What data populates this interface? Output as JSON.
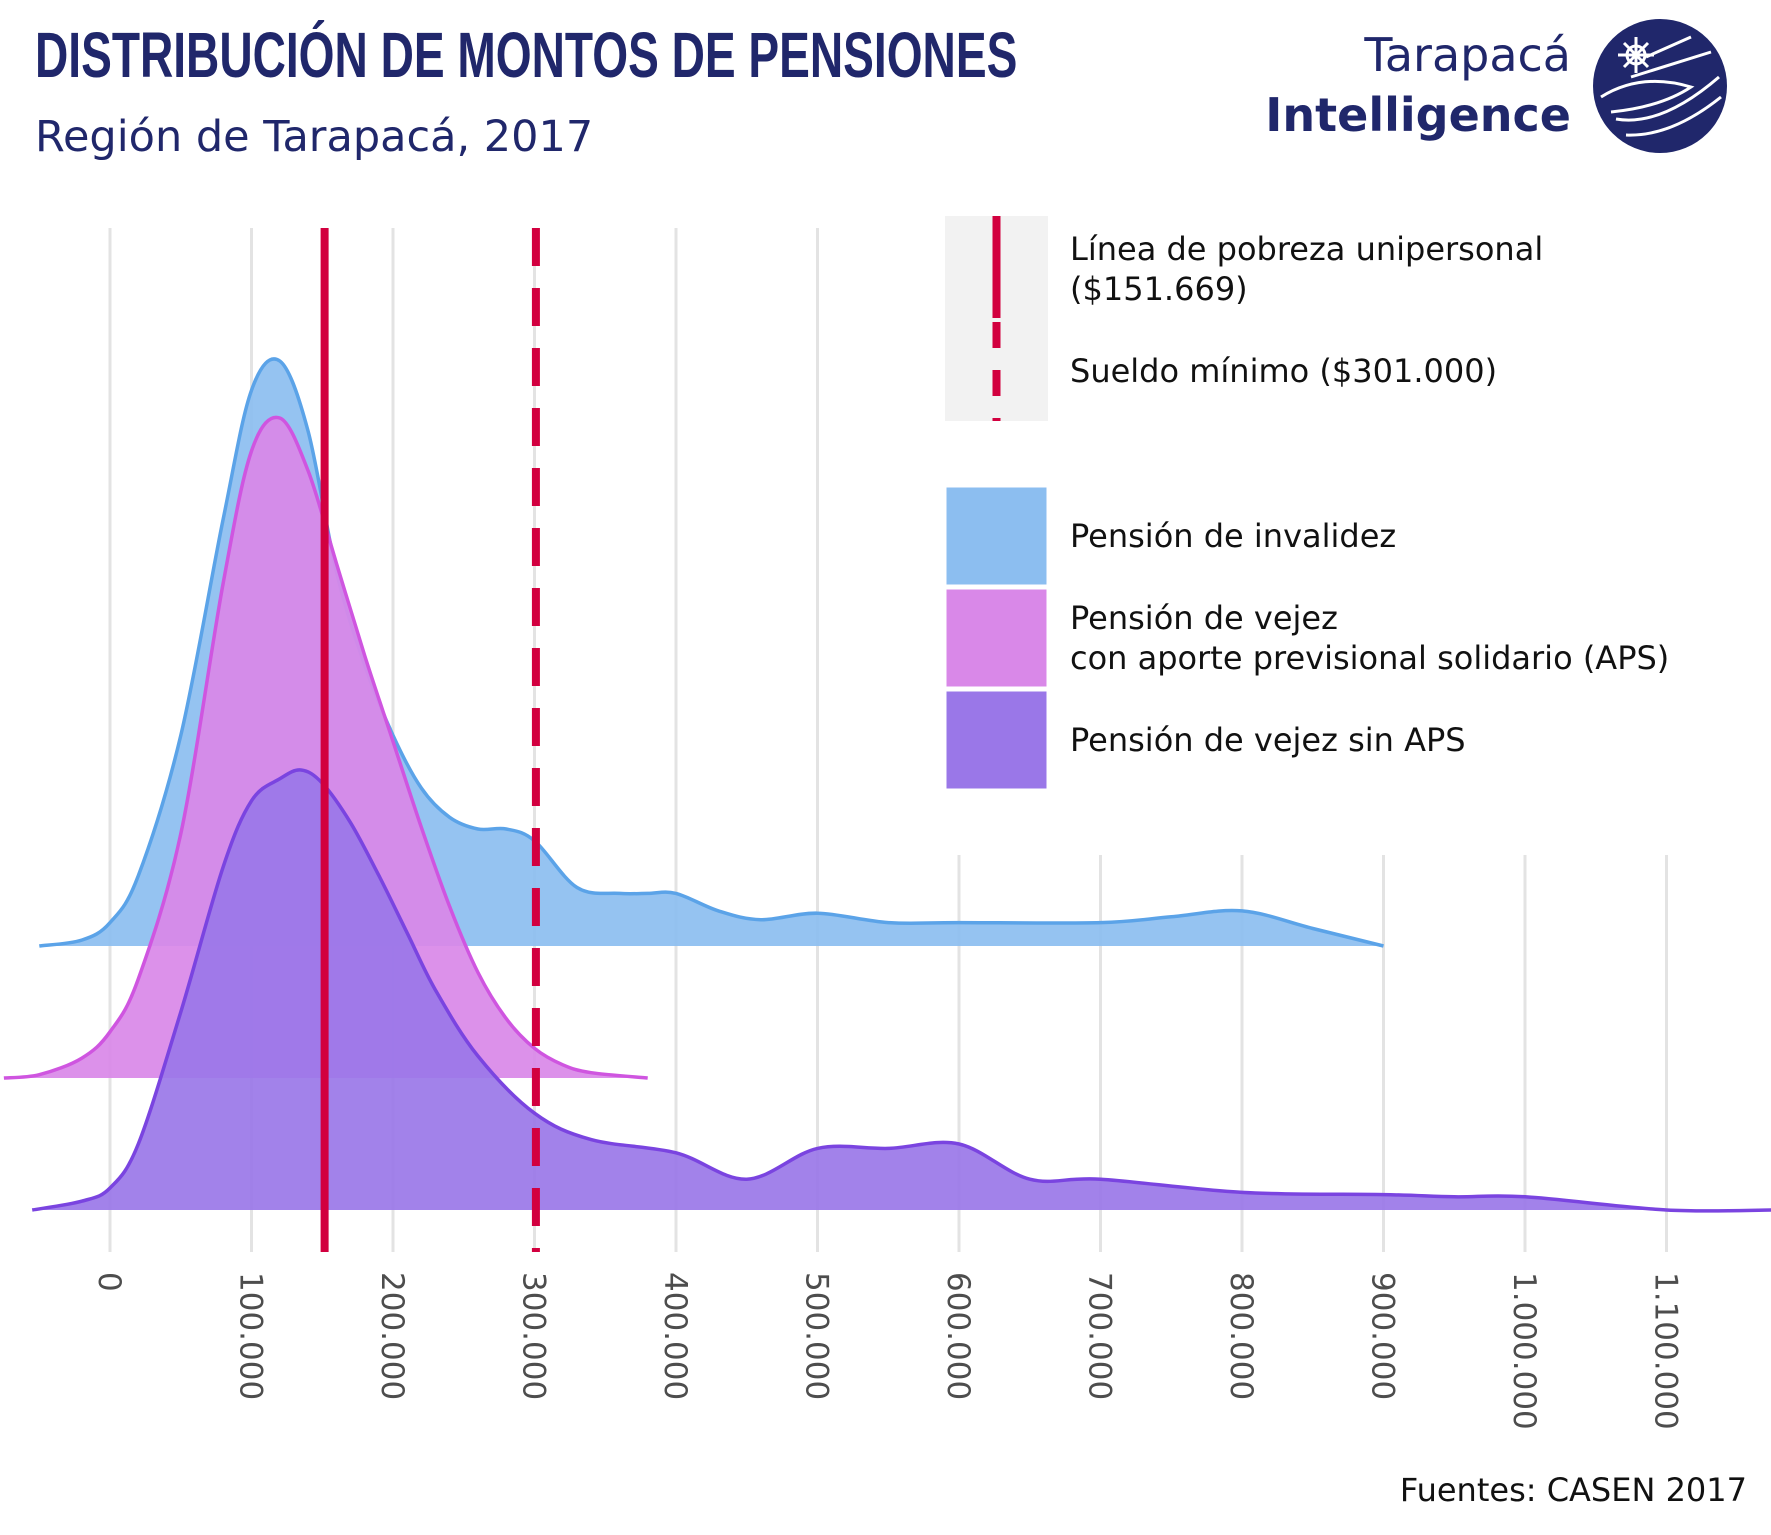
{
  "header": {
    "title": "DISTRIBUCIÓN DE MONTOS DE PENSIONES",
    "subtitle": "Región de Tarapacá, 2017"
  },
  "brand": {
    "line1": "Tarapacá",
    "line2": "Intelligence",
    "logo_icon": "tarapaca-intelligence-logo-icon",
    "color": "#20276b"
  },
  "source": "Fuentes: CASEN 2017",
  "chart_data": {
    "type": "area",
    "subtype": "ridgeline-density",
    "x_ticks": [
      0,
      100000,
      200000,
      300000,
      400000,
      500000,
      600000,
      700000,
      800000,
      900000,
      1000000,
      1100000
    ],
    "x_tick_labels": [
      "0",
      "100.000",
      "200.000",
      "300.000",
      "400.000",
      "500.000",
      "600.000",
      "700.000",
      "800.000",
      "900.000",
      "1.000.000",
      "1.100.000"
    ],
    "xlim": [
      -55000,
      1165000
    ],
    "grid": true,
    "reference_lines": [
      {
        "name": "Línea de pobreza unipersonal",
        "value_label": "($151.669)",
        "value": 151669,
        "style": "solid",
        "color": "#d2003f"
      },
      {
        "name": "Sueldo mínimo ($301.000)",
        "value": 301000,
        "style": "dashed",
        "color": "#d2003f"
      }
    ],
    "series": [
      {
        "name": "Pensión de invalidez",
        "fill": "#8cbef0",
        "stroke": "#5ba3e8",
        "x": [
          -50000,
          -20000,
          0,
          20000,
          50000,
          80000,
          100000,
          120000,
          140000,
          160000,
          180000,
          200000,
          220000,
          240000,
          260000,
          280000,
          300000,
          330000,
          360000,
          380000,
          400000,
          430000,
          460000,
          500000,
          550000,
          600000,
          700000,
          750000,
          800000,
          850000,
          900000
        ],
        "density": [
          0.0,
          0.01,
          0.04,
          0.12,
          0.36,
          0.73,
          0.95,
          1.0,
          0.88,
          0.64,
          0.48,
          0.36,
          0.27,
          0.22,
          0.2,
          0.2,
          0.18,
          0.1,
          0.09,
          0.09,
          0.09,
          0.06,
          0.045,
          0.056,
          0.04,
          0.04,
          0.04,
          0.05,
          0.06,
          0.03,
          0.0
        ]
      },
      {
        "name": "Pensión de vejez con aporte previsional solidario (APS)",
        "legend_lines": [
          "Pensión de vejez",
          "con aporte previsional solidario (APS)"
        ],
        "fill": "#d988e8",
        "stroke": "#cf55e0",
        "x": [
          -75000,
          -50000,
          -20000,
          0,
          20000,
          50000,
          80000,
          100000,
          120000,
          140000,
          160000,
          180000,
          200000,
          220000,
          240000,
          260000,
          280000,
          300000,
          320000,
          340000,
          380000
        ],
        "density": [
          0.0,
          0.005,
          0.03,
          0.07,
          0.15,
          0.37,
          0.75,
          0.95,
          1.0,
          0.92,
          0.78,
          0.64,
          0.51,
          0.38,
          0.26,
          0.16,
          0.09,
          0.045,
          0.02,
          0.008,
          0.0
        ]
      },
      {
        "name": "Pensión de vejez sin APS",
        "fill": "#9a77e8",
        "stroke": "#7a44e0",
        "x": [
          -55000,
          -20000,
          0,
          20000,
          50000,
          80000,
          100000,
          120000,
          135000,
          150000,
          170000,
          190000,
          210000,
          230000,
          260000,
          300000,
          340000,
          400000,
          450000,
          500000,
          550000,
          600000,
          650000,
          700000,
          800000,
          900000,
          950000,
          1000000,
          1100000,
          1200000
        ],
        "density": [
          0.0,
          0.02,
          0.05,
          0.15,
          0.45,
          0.78,
          0.93,
          0.98,
          1.0,
          0.97,
          0.88,
          0.76,
          0.63,
          0.5,
          0.35,
          0.22,
          0.16,
          0.13,
          0.07,
          0.14,
          0.14,
          0.15,
          0.07,
          0.07,
          0.04,
          0.035,
          0.03,
          0.03,
          0.0,
          0.0
        ]
      }
    ],
    "legend_position": "top-right"
  }
}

Work to be completed —
Copy the records above exactly. The pictures are not part of the copy.

Answer for the task —
What data populates this interface? Output as JSON.
{
  "header": {
    "title": "DISTRIBUCIÓN DE MONTOS DE PENSIONES",
    "subtitle": "Región de Tarapacá, 2017"
  },
  "brand": {
    "line1": "Tarapacá",
    "line2": "Intelligence",
    "logo_icon": "tarapaca-intelligence-logo-icon",
    "color": "#20276b"
  },
  "source": "Fuentes: CASEN 2017",
  "chart_data": {
    "type": "area",
    "subtype": "ridgeline-density",
    "x_ticks": [
      0,
      100000,
      200000,
      300000,
      400000,
      500000,
      600000,
      700000,
      800000,
      900000,
      1000000,
      1100000
    ],
    "x_tick_labels": [
      "0",
      "100.000",
      "200.000",
      "300.000",
      "400.000",
      "500.000",
      "600.000",
      "700.000",
      "800.000",
      "900.000",
      "1.000.000",
      "1.100.000"
    ],
    "xlim": [
      -55000,
      1165000
    ],
    "grid": true,
    "reference_lines": [
      {
        "name": "Línea de pobreza unipersonal",
        "value_label": "($151.669)",
        "value": 151669,
        "style": "solid",
        "color": "#d2003f"
      },
      {
        "name": "Sueldo mínimo ($301.000)",
        "value": 301000,
        "style": "dashed",
        "color": "#d2003f"
      }
    ],
    "series": [
      {
        "name": "Pensión de invalidez",
        "fill": "#8cbef0",
        "stroke": "#5ba3e8",
        "x": [
          -50000,
          -20000,
          0,
          20000,
          50000,
          80000,
          100000,
          120000,
          140000,
          160000,
          180000,
          200000,
          220000,
          240000,
          260000,
          280000,
          300000,
          330000,
          360000,
          380000,
          400000,
          430000,
          460000,
          500000,
          550000,
          600000,
          700000,
          750000,
          800000,
          850000,
          900000
        ],
        "density": [
          0.0,
          0.01,
          0.04,
          0.12,
          0.36,
          0.73,
          0.95,
          1.0,
          0.88,
          0.64,
          0.48,
          0.36,
          0.27,
          0.22,
          0.2,
          0.2,
          0.18,
          0.1,
          0.09,
          0.09,
          0.09,
          0.06,
          0.045,
          0.056,
          0.04,
          0.04,
          0.04,
          0.05,
          0.06,
          0.03,
          0.0
        ]
      },
      {
        "name": "Pensión de vejez con aporte previsional solidario (APS)",
        "legend_lines": [
          "Pensión de vejez",
          "con aporte previsional solidario (APS)"
        ],
        "fill": "#d988e8",
        "stroke": "#cf55e0",
        "x": [
          -75000,
          -50000,
          -20000,
          0,
          20000,
          50000,
          80000,
          100000,
          120000,
          140000,
          160000,
          180000,
          200000,
          220000,
          240000,
          260000,
          280000,
          300000,
          320000,
          340000,
          380000
        ],
        "density": [
          0.0,
          0.005,
          0.03,
          0.07,
          0.15,
          0.37,
          0.75,
          0.95,
          1.0,
          0.92,
          0.78,
          0.64,
          0.51,
          0.38,
          0.26,
          0.16,
          0.09,
          0.045,
          0.02,
          0.008,
          0.0
        ]
      },
      {
        "name": "Pensión de vejez sin APS",
        "fill": "#9a77e8",
        "stroke": "#7a44e0",
        "x": [
          -55000,
          -20000,
          0,
          20000,
          50000,
          80000,
          100000,
          120000,
          135000,
          150000,
          170000,
          190000,
          210000,
          230000,
          260000,
          300000,
          340000,
          400000,
          450000,
          500000,
          550000,
          600000,
          650000,
          700000,
          800000,
          900000,
          950000,
          1000000,
          1100000,
          1200000
        ],
        "density": [
          0.0,
          0.02,
          0.05,
          0.15,
          0.45,
          0.78,
          0.93,
          0.98,
          1.0,
          0.97,
          0.88,
          0.76,
          0.63,
          0.5,
          0.35,
          0.22,
          0.16,
          0.13,
          0.07,
          0.14,
          0.14,
          0.15,
          0.07,
          0.07,
          0.04,
          0.035,
          0.03,
          0.03,
          0.0,
          0.0
        ]
      }
    ],
    "legend_position": "top-right"
  }
}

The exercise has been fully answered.